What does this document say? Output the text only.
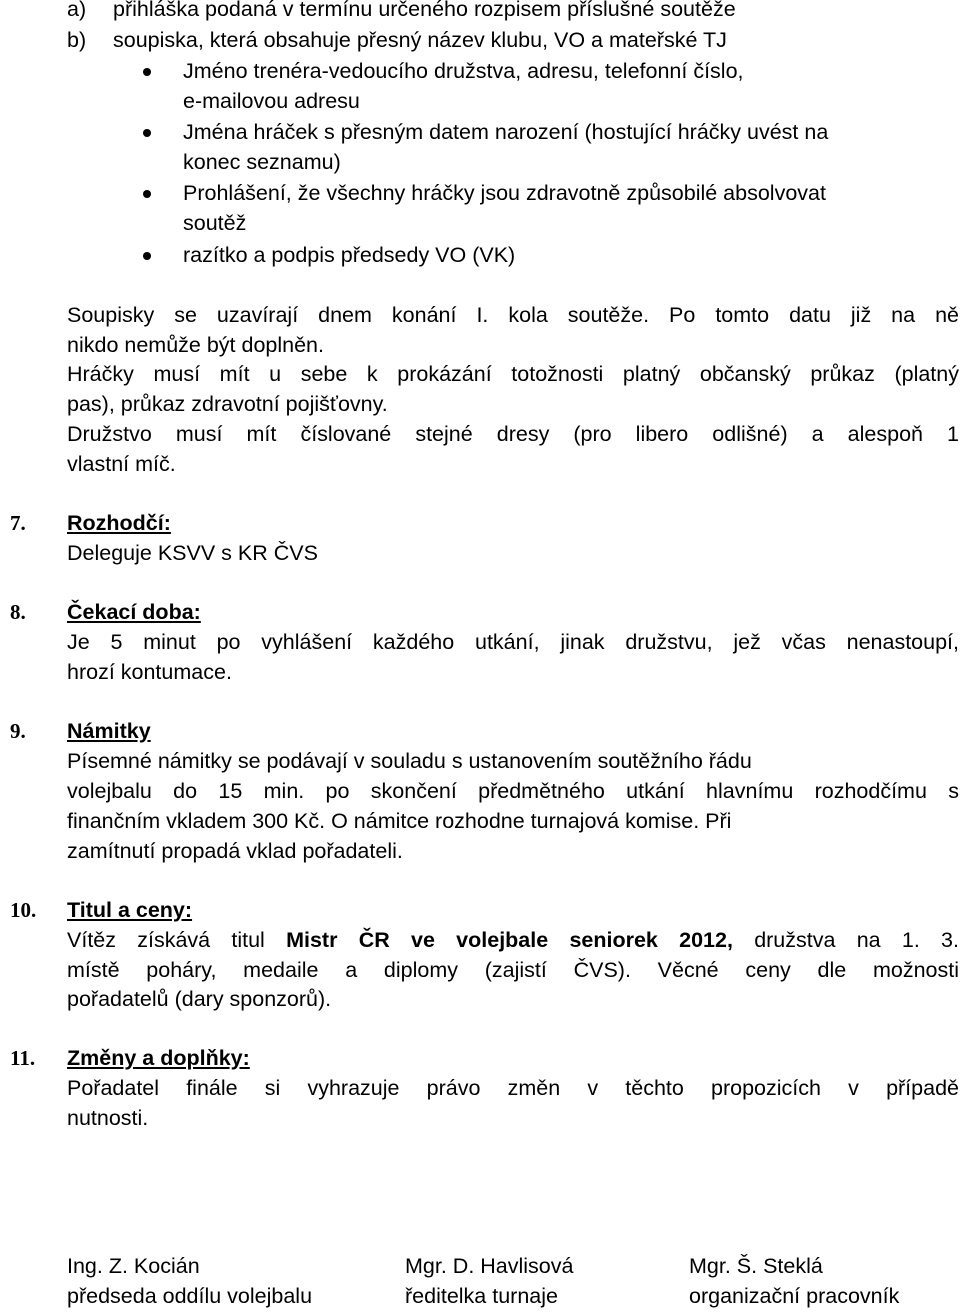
a) přihláška podaná v termínu určeného rozpisem příslušné soutěže
b) soupiska, která obsahuje přesný název klubu, VO a mateřské TJ
Jméno trenéra-vedoucího družstva, adresu, telefonní číslo,
e-mailovou adresu
Jména hráček s přesným datem narození (hostující hráčky uvést na
konec seznamu)
Prohlášení, že všechny hráčky jsou zdravotně způsobilé absolvovat
soutěž
razítko a podpis předsedy VO (VK)
Soupisky se uzavírají dnem konání I. kola soutěže. Po tomto datu již na ně
nikdo nemůže být doplněn.
Hráčky musí mít u sebe k prokázání totožnosti platný občanský průkaz (platný
pas), průkaz zdravotní pojišťovny.
Družstvo musí mít číslované stejné dresy (pro libero odlišné) a alespoň 1
vlastní míč.
7. Rozhodčí:
Deleguje KSVV s KR ČVS
8. Čekací doba:
Je 5 minut po vyhlášení každého utkání, jinak družstvu, jež včas nenastoupí,
hrozí kontumace.
9. Námitky
Písemné námitky se podávají v souladu s ustanovením soutěžního řádu
volejbalu do 15 min. po skončení předmětného utkání hlavnímu rozhodčímu s
finančním vkladem 300 Kč. O námitce rozhodne turnajová komise. Při
zamítnutí propadá vklad pořadateli.
10. Titul a ceny:
Vítěz získává titul Mistr ČR ve volejbale seniorek 2012, družstva na 1. 3.
místě poháry, medaile a diplomy (zajistí ČVS). Věcné ceny dle možnosti
pořadatelů (dary sponzorů).
11. Změny a doplňky:
Pořadatel finále si vyhrazuje právo změn v těchto propozicích v případě
nutnosti.
Ing. Z. Kocián
předseda oddílu volejbalu
Mgr. D. Havlisová
ředitelka turnaje
Mgr. Š. Steklá
organizační pracovník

**WORK INSTRUCTIONS:** Isolate the lines that hold the word "průkaz" and copy all of them.

**RESULT OF THE TASK:**
Hráčky musí mít u sebe k prokázání totožnosti platný občanský průkaz (platný
pas), průkaz zdravotní pojišťovny.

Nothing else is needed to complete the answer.